*ENTRIES SHOWN*:
* BEGIN *

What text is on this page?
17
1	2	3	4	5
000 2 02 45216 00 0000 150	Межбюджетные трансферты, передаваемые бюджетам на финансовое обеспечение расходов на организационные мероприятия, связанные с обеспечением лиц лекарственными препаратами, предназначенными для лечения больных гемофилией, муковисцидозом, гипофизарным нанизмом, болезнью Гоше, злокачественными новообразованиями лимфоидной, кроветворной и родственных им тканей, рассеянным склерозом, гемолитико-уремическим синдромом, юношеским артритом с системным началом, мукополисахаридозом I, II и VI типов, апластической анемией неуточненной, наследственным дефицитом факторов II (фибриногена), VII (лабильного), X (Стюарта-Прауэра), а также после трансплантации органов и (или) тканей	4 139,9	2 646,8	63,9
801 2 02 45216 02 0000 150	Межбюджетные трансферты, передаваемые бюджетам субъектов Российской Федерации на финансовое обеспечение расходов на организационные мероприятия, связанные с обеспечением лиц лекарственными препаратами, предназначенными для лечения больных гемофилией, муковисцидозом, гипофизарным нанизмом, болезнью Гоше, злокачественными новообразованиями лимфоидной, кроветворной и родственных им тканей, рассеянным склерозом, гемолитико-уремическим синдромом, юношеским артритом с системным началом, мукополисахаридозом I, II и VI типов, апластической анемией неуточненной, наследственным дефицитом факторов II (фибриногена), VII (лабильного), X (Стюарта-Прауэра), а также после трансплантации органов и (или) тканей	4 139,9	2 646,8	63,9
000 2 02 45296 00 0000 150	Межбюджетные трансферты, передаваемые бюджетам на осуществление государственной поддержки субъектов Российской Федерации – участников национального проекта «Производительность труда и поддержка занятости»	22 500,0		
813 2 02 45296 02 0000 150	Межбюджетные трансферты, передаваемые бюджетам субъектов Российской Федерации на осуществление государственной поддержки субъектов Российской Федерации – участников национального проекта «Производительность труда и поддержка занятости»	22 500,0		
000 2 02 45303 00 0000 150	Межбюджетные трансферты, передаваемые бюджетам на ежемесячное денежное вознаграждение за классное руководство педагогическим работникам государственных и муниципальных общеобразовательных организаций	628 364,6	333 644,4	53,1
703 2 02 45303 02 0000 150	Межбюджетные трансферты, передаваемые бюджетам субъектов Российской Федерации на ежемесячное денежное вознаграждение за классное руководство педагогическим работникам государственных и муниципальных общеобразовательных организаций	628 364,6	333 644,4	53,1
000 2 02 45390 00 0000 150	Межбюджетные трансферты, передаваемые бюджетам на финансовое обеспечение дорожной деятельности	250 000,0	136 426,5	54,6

* END *
* BEGIN *

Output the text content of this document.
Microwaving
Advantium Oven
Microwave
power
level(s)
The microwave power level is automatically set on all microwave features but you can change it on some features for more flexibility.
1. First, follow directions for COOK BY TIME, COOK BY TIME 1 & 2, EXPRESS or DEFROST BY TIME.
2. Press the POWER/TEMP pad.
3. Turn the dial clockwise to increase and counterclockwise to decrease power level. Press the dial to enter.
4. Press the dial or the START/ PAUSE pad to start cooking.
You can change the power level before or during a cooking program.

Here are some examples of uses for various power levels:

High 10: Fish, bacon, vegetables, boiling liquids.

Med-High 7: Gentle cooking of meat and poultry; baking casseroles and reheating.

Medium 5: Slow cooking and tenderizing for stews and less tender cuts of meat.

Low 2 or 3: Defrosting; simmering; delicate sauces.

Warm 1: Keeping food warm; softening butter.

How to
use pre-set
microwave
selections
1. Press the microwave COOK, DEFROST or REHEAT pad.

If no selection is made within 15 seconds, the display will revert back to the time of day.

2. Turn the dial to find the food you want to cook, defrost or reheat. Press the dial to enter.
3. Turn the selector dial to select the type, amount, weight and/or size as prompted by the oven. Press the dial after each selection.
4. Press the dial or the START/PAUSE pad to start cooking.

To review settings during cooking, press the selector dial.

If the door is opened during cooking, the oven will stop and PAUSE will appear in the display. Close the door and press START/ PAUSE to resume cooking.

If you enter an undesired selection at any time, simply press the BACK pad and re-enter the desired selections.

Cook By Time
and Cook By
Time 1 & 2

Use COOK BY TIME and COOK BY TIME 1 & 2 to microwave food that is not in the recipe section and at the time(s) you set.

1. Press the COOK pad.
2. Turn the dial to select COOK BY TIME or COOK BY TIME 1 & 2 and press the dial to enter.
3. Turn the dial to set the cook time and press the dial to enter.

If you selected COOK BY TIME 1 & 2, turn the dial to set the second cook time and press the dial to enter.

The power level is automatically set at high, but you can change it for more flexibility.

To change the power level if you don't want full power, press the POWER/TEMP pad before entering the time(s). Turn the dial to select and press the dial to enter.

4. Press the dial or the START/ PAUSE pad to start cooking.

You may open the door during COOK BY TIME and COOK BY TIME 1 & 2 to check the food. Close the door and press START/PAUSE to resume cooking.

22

* END *
* BEGIN *

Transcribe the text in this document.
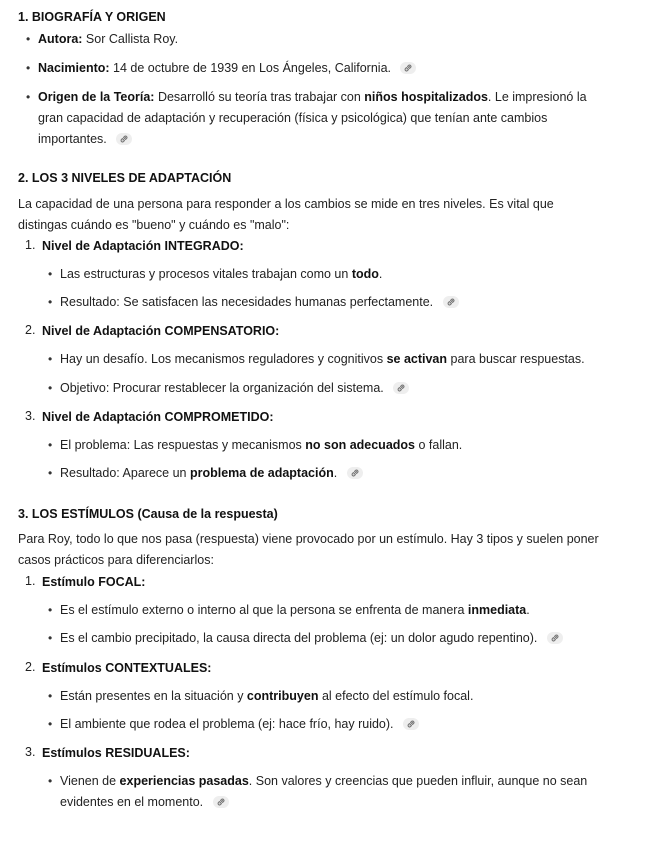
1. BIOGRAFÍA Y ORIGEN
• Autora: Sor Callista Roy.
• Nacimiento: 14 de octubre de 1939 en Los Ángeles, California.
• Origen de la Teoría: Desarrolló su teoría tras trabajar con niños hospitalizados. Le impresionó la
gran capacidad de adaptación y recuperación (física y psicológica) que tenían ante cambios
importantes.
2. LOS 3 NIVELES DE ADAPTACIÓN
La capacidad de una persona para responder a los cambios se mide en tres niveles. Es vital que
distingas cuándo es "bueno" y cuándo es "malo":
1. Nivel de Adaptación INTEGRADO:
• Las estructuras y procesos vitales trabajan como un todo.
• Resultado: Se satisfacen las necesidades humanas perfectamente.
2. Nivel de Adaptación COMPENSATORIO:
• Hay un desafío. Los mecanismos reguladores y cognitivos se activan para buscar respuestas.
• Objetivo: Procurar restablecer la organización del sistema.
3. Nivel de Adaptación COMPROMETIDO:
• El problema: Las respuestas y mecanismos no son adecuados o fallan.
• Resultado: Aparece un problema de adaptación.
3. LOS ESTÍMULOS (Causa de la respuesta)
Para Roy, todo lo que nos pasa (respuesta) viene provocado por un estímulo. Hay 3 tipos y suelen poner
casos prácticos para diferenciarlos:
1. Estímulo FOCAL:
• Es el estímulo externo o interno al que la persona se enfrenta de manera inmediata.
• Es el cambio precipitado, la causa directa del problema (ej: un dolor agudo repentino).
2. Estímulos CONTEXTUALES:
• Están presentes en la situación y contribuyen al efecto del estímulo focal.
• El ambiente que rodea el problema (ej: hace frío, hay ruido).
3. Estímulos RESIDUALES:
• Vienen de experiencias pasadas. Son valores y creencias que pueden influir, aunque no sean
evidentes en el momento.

* END *

*YOUR OBJECTIVE*:
Within the listing above, work out how many lines contain the string "Производительность", and reply with that number only.

*COMPLETE RESPONSE*:
2